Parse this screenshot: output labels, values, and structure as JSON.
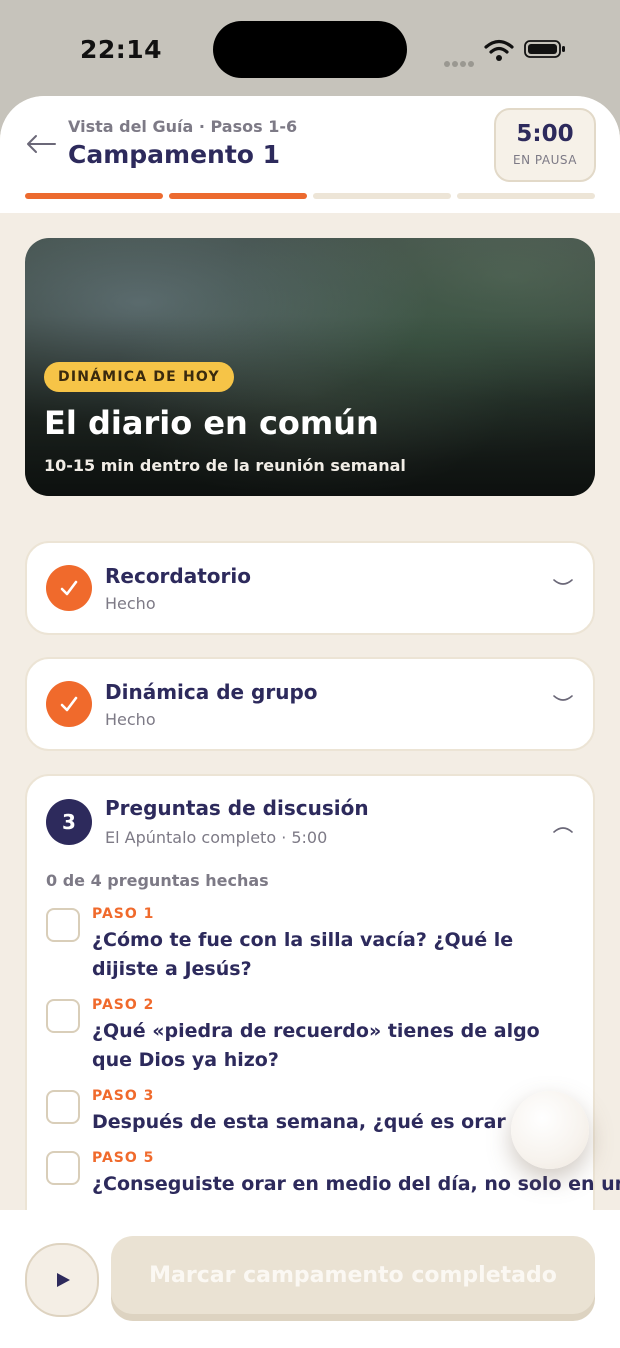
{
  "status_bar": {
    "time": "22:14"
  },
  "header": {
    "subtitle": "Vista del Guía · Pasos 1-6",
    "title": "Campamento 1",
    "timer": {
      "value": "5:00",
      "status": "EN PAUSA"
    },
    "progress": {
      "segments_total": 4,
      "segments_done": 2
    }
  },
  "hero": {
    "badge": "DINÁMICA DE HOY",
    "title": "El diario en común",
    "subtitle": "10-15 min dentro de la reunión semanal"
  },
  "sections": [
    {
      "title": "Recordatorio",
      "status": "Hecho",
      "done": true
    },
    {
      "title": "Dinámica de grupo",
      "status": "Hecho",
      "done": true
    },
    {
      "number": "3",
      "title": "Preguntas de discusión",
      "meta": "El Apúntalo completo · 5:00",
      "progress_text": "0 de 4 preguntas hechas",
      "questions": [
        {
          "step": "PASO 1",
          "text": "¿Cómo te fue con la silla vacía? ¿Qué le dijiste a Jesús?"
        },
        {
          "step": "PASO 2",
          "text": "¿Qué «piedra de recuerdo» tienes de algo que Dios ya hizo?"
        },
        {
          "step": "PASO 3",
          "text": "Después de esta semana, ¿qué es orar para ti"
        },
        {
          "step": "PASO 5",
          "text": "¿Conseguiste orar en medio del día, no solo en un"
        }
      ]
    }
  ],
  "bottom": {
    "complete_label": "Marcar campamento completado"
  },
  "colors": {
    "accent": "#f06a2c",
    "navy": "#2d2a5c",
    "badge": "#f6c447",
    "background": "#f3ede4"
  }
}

————

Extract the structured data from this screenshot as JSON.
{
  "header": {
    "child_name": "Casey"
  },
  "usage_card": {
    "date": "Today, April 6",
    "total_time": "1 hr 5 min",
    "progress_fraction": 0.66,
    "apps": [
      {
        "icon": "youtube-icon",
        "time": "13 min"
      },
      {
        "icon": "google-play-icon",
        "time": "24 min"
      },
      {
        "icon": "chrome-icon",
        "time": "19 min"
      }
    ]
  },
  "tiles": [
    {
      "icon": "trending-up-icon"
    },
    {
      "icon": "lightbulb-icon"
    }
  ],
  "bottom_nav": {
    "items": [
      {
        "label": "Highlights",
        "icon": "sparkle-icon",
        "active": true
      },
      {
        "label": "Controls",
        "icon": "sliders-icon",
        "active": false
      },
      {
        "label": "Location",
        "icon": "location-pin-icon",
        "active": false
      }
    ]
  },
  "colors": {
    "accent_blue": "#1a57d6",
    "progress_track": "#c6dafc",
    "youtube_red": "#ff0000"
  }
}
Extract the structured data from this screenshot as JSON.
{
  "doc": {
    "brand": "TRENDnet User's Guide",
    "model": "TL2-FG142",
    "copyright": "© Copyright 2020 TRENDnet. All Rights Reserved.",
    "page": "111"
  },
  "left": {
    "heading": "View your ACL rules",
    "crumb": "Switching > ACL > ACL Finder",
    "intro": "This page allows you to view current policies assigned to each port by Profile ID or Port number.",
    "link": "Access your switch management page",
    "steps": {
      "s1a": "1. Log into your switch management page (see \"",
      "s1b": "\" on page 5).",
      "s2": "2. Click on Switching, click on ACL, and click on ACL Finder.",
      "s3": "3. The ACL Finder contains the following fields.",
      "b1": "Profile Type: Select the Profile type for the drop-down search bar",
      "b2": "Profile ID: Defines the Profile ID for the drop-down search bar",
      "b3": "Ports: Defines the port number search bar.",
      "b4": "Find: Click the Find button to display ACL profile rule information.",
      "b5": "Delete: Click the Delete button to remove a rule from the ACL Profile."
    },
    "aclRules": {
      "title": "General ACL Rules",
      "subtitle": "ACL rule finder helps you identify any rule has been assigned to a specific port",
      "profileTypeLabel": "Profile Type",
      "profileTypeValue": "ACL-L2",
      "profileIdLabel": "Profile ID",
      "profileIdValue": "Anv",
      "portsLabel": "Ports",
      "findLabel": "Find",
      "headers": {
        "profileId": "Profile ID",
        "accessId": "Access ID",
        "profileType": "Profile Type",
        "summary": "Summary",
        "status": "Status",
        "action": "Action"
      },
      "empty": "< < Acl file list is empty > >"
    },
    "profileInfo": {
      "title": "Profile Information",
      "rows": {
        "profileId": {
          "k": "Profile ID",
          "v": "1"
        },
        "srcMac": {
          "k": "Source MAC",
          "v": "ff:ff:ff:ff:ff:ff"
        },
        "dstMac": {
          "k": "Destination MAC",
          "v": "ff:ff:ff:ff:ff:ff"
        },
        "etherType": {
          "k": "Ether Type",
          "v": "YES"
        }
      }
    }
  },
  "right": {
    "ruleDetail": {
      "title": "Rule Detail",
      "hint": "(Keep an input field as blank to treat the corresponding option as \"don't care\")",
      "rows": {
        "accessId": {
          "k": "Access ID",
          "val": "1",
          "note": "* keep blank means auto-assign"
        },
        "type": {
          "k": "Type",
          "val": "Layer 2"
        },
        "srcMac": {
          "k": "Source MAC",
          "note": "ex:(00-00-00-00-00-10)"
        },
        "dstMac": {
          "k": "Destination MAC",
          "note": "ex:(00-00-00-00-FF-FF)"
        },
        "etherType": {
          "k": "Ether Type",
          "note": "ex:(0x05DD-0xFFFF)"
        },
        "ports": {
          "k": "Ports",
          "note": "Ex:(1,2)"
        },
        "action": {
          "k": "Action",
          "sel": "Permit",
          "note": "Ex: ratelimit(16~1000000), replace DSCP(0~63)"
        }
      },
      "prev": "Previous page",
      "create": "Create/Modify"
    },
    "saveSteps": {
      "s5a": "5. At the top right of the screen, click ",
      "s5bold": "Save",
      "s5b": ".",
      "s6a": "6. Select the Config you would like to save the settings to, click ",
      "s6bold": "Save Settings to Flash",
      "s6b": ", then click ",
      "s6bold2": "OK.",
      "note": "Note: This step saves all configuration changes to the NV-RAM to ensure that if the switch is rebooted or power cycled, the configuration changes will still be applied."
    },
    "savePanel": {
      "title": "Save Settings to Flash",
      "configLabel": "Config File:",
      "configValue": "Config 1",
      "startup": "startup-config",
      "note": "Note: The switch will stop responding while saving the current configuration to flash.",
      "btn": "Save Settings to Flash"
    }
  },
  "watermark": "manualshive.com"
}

————

- TASK DESCRIPTION
Nothing but a number is needed here: how many lines hold the string "Switching"?

- RESPONSE FOR THIS EXERCISE
2